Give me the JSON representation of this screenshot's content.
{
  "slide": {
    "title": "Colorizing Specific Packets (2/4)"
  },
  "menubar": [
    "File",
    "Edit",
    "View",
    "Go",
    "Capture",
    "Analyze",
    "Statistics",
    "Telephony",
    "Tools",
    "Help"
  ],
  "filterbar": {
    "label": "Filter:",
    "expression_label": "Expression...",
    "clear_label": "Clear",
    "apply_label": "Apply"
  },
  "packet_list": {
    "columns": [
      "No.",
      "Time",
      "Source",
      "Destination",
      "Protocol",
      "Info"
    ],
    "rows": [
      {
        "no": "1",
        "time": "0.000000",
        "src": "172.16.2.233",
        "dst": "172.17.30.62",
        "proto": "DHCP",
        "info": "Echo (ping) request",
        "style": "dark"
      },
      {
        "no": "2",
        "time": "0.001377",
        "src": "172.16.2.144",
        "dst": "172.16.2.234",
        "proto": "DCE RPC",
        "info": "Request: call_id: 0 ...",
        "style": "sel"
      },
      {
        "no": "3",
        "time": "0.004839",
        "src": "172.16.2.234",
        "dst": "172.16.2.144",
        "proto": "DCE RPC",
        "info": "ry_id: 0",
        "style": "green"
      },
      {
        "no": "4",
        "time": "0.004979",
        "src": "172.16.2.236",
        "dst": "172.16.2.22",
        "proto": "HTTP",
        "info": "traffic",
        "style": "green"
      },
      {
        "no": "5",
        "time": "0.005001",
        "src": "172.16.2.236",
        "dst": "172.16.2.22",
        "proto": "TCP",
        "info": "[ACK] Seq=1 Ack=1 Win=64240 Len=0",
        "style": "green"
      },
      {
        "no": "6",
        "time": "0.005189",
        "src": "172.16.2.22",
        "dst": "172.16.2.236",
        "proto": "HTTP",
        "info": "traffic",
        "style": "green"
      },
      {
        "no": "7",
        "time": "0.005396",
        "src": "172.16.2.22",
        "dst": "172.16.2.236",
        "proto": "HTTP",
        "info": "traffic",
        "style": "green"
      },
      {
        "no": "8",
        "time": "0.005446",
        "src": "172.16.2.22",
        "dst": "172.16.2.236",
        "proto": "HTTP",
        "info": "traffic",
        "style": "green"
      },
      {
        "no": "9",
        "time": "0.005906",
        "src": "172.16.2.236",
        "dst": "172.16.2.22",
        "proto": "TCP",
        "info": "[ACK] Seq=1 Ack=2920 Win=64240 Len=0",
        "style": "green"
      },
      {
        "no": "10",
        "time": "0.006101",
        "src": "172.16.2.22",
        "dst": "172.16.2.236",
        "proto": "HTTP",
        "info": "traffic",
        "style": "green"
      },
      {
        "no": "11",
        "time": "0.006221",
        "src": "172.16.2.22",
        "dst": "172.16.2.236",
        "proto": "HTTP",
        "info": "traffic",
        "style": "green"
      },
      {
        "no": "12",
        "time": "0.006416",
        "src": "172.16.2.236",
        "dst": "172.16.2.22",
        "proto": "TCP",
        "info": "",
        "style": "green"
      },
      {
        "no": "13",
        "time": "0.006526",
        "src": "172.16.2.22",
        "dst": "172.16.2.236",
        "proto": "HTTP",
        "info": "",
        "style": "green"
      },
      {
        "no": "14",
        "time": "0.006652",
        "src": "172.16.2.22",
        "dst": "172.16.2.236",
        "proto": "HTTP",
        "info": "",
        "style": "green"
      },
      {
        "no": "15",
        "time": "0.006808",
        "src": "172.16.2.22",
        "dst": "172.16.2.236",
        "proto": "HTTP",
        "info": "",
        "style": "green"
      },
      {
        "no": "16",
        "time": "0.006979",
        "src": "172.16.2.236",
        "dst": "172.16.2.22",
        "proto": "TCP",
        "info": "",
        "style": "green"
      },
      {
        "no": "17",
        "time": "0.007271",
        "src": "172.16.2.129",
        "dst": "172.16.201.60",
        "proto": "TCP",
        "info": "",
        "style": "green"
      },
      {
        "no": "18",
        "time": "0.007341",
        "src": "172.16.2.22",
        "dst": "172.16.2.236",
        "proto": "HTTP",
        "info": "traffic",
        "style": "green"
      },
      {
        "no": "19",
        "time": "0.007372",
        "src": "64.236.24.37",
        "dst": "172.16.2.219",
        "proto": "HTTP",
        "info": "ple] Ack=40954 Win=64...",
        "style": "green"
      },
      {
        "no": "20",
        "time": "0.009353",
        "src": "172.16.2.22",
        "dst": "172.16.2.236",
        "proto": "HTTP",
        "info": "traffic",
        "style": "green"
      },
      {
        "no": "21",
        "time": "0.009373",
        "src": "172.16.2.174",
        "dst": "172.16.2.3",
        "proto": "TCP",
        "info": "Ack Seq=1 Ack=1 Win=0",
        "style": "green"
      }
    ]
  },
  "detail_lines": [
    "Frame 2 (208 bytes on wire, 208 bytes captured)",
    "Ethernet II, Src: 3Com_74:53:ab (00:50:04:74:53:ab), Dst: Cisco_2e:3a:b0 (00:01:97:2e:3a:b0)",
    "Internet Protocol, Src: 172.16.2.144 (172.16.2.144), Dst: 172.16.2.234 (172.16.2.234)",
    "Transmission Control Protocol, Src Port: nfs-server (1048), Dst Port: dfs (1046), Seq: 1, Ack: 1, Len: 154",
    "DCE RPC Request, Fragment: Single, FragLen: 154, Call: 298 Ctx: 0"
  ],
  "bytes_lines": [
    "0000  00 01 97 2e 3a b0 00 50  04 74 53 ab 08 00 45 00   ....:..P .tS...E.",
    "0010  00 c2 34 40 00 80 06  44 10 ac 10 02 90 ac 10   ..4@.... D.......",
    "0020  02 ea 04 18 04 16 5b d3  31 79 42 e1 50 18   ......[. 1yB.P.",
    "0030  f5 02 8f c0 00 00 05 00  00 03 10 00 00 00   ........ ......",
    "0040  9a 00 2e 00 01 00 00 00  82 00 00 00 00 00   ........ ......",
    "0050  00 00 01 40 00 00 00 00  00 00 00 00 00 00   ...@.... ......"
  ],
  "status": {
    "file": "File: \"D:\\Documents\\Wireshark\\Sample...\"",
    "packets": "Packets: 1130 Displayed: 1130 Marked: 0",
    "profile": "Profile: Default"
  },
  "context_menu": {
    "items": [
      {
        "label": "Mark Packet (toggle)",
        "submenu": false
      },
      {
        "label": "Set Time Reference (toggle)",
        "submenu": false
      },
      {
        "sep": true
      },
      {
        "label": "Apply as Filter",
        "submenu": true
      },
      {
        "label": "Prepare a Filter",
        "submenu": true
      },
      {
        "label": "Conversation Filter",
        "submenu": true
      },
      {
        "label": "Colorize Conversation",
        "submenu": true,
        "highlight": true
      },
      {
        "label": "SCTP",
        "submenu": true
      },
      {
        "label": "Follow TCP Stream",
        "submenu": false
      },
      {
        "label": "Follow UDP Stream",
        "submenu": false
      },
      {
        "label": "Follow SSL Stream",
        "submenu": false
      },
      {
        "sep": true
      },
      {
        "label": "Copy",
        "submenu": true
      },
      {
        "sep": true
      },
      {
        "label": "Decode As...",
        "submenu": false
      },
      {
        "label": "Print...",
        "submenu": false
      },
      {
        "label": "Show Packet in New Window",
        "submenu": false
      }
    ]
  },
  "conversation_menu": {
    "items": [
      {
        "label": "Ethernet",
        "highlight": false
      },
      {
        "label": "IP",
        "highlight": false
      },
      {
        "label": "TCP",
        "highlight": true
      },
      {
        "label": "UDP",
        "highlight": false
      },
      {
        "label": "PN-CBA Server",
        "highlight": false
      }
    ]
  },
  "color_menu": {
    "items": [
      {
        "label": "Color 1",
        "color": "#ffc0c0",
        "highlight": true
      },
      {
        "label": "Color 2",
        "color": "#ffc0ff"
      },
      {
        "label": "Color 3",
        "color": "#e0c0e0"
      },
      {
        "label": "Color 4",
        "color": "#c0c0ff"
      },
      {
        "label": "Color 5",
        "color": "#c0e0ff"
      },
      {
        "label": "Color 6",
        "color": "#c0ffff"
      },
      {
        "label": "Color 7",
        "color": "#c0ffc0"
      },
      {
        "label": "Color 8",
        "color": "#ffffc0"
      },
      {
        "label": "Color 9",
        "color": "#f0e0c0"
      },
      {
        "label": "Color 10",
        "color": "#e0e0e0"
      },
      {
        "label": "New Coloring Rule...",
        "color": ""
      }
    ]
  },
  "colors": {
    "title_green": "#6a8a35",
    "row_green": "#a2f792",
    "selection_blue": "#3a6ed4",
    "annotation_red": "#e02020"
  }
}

※

**What the exercise asks**
In the entries above, find every line holding the word "Stream" and copy it out.

**Completed task**
        "label": "Follow TCP Stream",
        "label": "Follow UDP Stream",
        "label": "Follow SSL Stream",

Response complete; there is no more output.